Directions — Report how many lines below contain the word "text", and give only that number.

======== Exercise materials ========

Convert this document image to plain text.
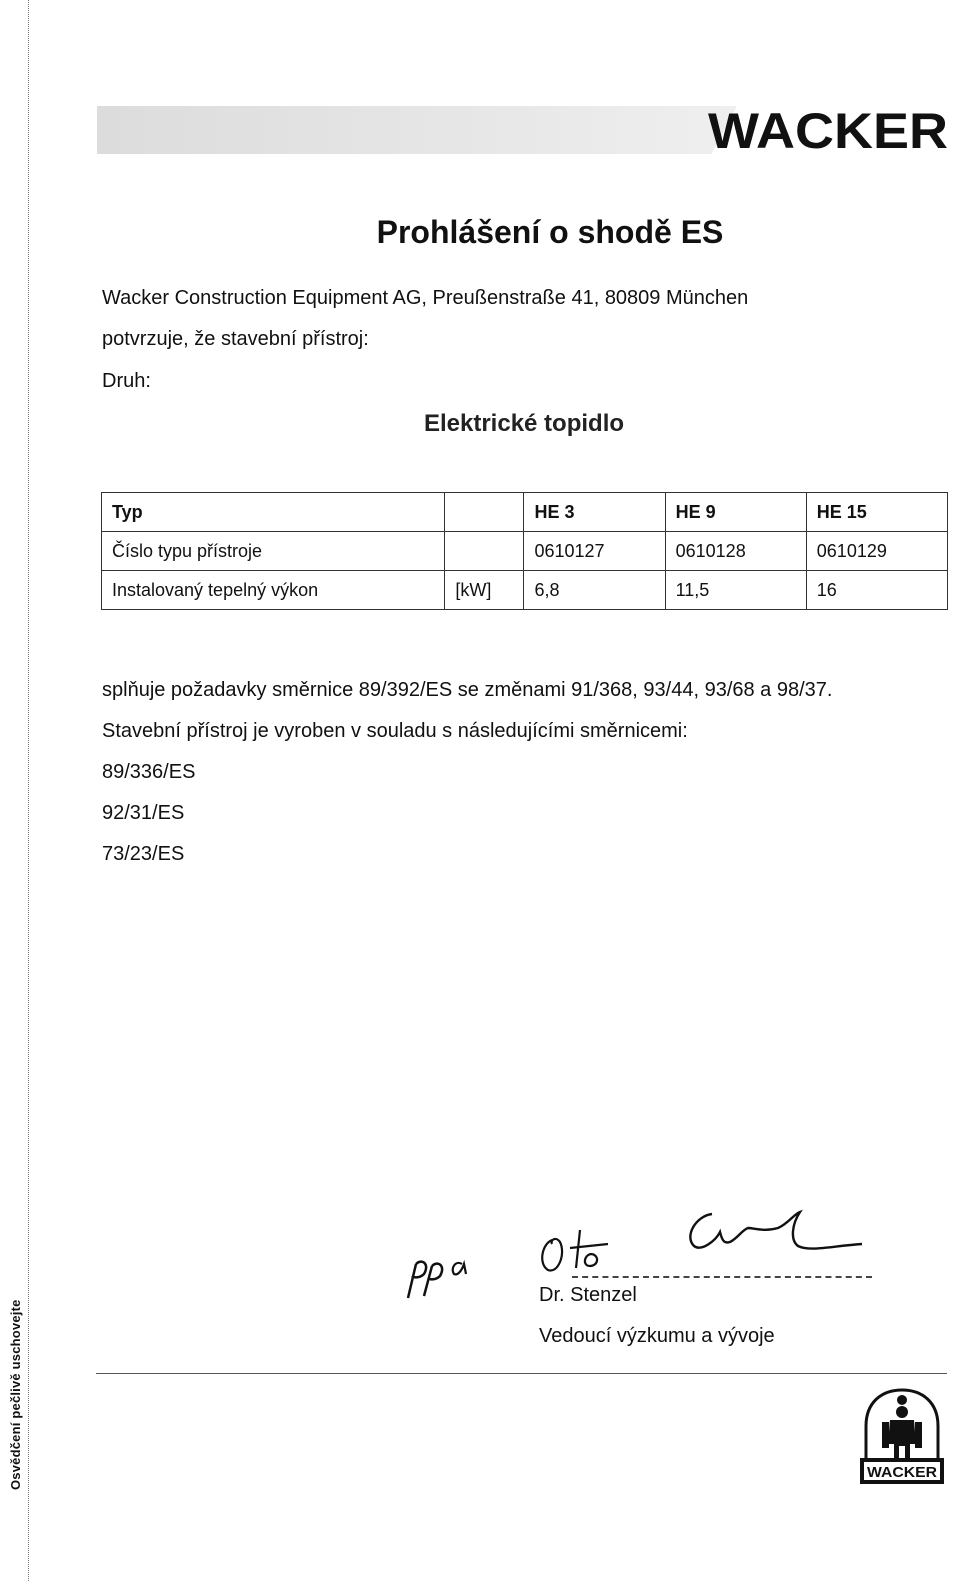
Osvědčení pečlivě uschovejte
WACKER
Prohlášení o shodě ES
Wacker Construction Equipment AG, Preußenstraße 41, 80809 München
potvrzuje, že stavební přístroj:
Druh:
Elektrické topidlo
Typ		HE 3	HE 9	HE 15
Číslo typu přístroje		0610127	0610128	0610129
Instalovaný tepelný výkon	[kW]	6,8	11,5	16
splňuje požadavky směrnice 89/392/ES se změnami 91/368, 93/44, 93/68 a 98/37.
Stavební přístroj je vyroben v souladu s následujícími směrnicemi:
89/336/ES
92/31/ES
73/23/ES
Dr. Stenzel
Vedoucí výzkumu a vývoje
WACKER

========
======== Exercise materials ========

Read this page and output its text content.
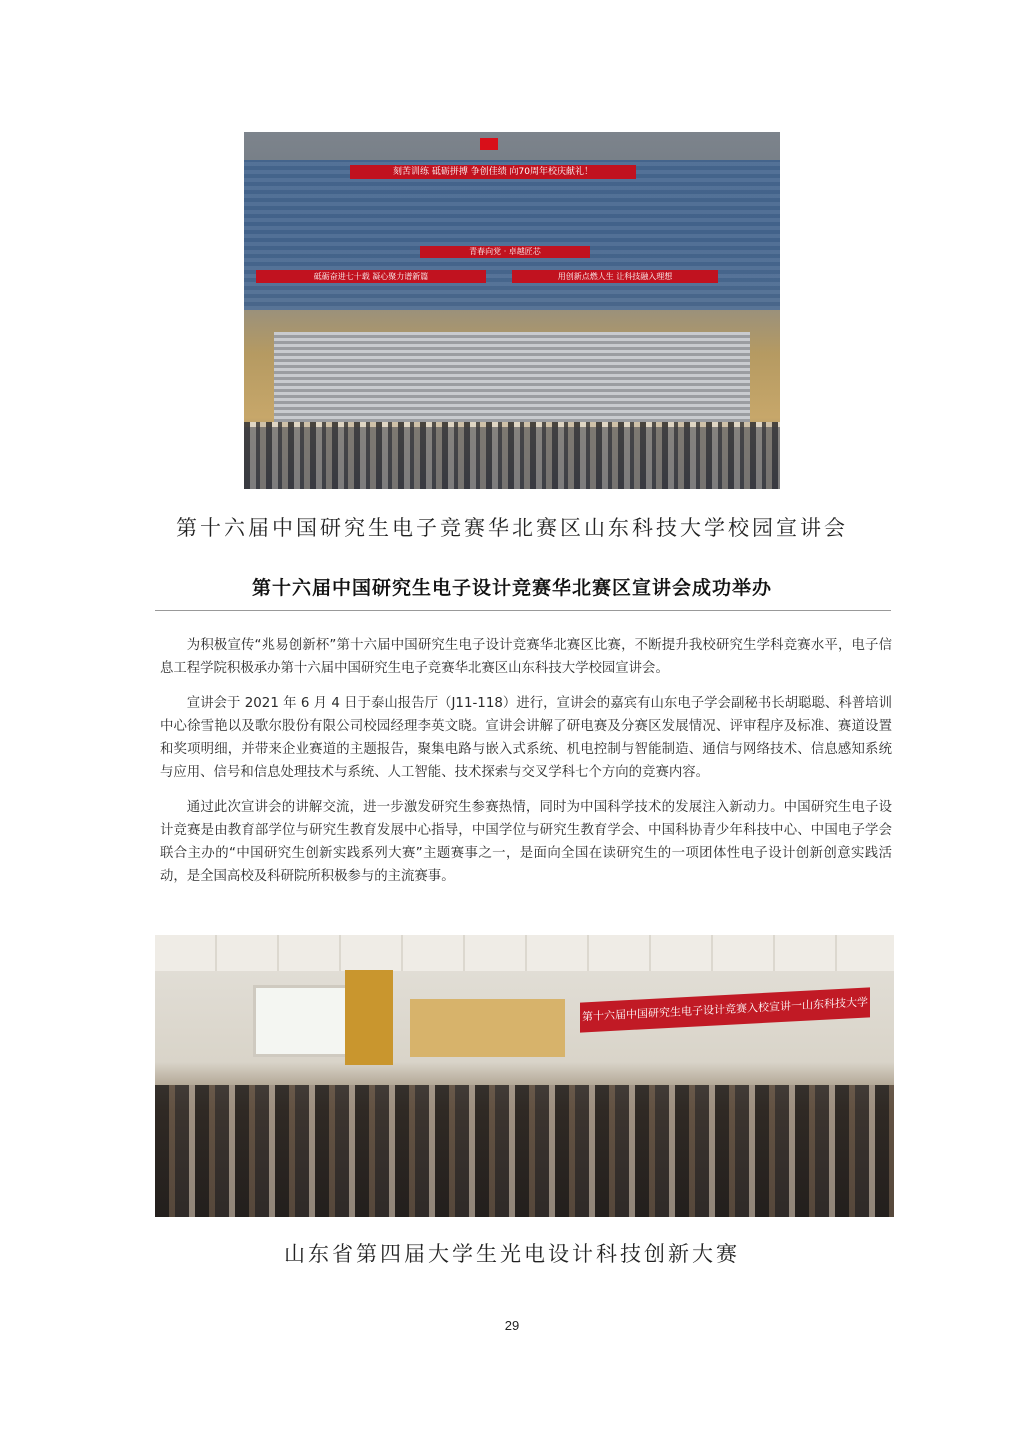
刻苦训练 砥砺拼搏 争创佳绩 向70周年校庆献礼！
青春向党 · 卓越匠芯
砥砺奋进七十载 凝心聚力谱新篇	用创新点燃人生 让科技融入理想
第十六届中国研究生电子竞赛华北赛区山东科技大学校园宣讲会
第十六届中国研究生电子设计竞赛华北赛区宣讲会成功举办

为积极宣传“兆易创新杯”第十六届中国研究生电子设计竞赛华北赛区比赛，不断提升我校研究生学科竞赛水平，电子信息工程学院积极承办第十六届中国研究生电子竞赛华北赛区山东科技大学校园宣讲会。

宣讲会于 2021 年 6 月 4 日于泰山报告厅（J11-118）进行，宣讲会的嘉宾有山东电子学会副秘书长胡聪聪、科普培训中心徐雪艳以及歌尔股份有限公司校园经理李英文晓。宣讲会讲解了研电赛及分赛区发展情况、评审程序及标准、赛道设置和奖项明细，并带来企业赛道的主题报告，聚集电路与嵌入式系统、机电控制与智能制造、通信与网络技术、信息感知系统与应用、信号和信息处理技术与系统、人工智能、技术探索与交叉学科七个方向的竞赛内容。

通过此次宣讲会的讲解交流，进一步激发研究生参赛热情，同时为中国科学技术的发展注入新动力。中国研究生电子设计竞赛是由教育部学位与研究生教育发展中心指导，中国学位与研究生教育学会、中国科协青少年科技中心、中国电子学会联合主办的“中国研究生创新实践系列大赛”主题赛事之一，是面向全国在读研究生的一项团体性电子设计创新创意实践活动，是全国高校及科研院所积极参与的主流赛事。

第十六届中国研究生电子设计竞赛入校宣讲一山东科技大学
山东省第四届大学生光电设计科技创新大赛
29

========
======== Exercise materials ========

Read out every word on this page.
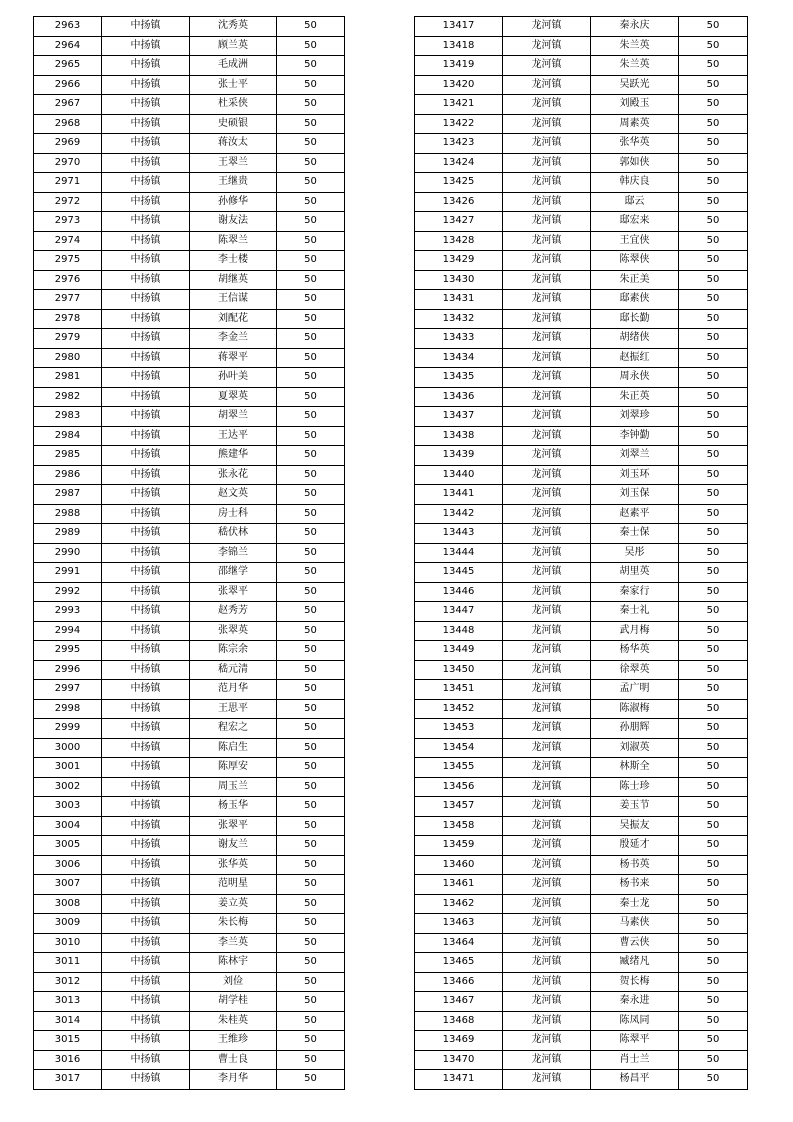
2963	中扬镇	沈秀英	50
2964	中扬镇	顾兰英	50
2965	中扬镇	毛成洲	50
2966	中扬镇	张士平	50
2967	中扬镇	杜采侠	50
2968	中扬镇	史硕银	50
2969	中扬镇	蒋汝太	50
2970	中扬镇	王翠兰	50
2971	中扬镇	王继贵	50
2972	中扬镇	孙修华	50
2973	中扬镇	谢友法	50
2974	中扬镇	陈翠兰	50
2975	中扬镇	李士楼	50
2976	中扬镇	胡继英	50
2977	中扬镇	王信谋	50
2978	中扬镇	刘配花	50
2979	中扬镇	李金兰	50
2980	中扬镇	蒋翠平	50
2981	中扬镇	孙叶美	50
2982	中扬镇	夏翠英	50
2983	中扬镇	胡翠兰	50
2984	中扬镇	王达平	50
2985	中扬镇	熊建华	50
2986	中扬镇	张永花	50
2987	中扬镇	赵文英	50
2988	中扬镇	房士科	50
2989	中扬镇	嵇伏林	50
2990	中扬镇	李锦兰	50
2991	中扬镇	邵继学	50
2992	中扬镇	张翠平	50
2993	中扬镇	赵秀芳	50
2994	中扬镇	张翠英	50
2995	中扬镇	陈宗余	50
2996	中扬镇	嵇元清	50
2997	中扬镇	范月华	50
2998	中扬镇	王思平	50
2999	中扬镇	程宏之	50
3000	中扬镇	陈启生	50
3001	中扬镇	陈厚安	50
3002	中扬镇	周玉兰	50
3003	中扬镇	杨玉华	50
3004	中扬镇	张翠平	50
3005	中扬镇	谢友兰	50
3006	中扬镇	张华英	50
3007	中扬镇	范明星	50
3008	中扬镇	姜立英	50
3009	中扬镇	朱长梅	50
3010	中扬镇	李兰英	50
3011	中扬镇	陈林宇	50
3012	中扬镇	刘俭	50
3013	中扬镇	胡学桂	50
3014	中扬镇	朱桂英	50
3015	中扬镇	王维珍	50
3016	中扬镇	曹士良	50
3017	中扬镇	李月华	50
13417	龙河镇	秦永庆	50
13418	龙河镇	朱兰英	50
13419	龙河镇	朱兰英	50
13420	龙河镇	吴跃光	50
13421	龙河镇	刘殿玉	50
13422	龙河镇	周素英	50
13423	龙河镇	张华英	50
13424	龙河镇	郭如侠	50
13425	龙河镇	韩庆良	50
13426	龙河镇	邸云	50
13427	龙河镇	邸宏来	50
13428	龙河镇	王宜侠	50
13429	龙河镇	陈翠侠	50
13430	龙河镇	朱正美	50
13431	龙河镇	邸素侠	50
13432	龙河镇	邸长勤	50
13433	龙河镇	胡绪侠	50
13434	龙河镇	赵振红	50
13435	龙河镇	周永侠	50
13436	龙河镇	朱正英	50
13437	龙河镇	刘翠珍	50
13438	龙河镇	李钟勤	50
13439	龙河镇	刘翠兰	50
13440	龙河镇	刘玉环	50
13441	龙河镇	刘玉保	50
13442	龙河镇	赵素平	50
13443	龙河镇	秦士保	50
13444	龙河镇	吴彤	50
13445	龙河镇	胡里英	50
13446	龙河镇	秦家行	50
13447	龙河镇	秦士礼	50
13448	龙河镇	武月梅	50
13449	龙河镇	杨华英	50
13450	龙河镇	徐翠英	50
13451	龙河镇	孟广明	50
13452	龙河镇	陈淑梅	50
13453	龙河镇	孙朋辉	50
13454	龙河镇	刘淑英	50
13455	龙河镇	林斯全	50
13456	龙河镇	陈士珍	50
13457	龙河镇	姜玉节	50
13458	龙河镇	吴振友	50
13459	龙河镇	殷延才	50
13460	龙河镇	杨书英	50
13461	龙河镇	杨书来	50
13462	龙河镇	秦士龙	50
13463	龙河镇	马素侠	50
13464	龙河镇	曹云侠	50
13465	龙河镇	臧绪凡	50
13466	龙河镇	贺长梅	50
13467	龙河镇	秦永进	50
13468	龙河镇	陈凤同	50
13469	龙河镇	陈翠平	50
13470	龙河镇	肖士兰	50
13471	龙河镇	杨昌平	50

========

Task answer — 2